List all lines of the data that include the string "series".
Start Data for this exercise
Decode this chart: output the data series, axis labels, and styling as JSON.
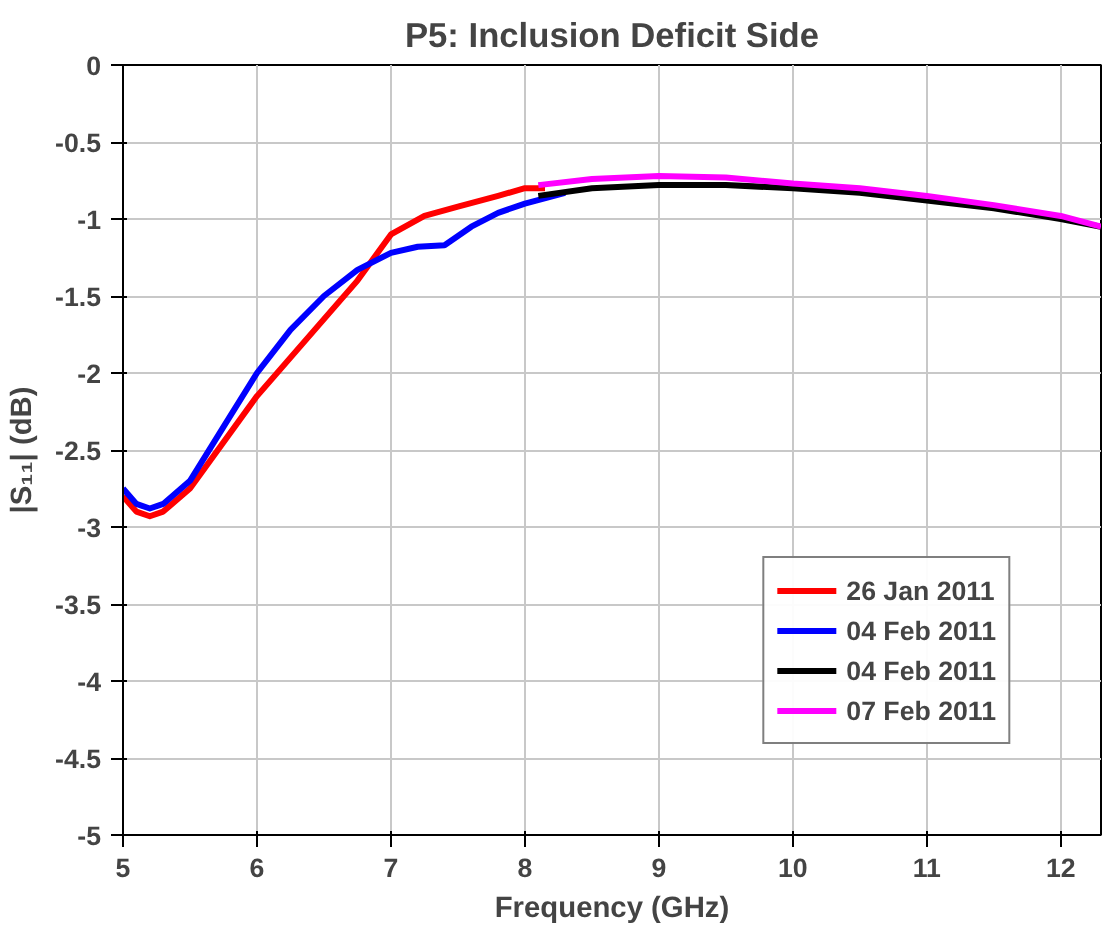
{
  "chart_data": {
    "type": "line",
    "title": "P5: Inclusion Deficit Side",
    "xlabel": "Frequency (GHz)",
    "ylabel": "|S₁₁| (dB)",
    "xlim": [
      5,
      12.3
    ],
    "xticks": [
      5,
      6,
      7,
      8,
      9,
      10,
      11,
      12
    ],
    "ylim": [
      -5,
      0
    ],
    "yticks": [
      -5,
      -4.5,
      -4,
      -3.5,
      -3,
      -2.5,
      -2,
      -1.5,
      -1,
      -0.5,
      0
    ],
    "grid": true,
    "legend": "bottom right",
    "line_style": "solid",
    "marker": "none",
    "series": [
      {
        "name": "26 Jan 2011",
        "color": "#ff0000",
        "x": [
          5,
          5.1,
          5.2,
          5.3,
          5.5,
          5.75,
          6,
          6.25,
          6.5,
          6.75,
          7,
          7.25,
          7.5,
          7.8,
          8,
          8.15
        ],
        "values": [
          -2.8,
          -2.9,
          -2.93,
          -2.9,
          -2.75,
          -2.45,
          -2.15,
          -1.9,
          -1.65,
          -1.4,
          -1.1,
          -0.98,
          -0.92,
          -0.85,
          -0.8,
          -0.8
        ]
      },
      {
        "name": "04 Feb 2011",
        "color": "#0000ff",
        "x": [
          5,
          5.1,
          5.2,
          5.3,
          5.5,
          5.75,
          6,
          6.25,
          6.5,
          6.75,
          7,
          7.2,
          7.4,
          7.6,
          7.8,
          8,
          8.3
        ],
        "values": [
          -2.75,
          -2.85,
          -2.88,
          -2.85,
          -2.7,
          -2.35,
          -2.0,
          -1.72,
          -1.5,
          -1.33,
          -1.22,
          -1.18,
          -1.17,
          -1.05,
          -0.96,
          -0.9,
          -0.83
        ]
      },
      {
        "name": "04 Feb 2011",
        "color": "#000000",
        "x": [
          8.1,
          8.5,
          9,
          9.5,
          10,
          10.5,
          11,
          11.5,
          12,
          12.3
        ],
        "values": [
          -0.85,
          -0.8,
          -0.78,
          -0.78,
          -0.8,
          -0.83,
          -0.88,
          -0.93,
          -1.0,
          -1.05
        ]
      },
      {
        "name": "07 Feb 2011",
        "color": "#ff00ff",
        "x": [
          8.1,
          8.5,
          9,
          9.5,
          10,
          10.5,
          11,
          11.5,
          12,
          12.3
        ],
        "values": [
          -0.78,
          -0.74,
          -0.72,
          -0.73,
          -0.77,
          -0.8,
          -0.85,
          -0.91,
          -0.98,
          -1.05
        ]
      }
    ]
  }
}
End Data for this exercise
* Response below *
Decode this chart: output the data series, axis labels, and styling as JSON.
    "series": [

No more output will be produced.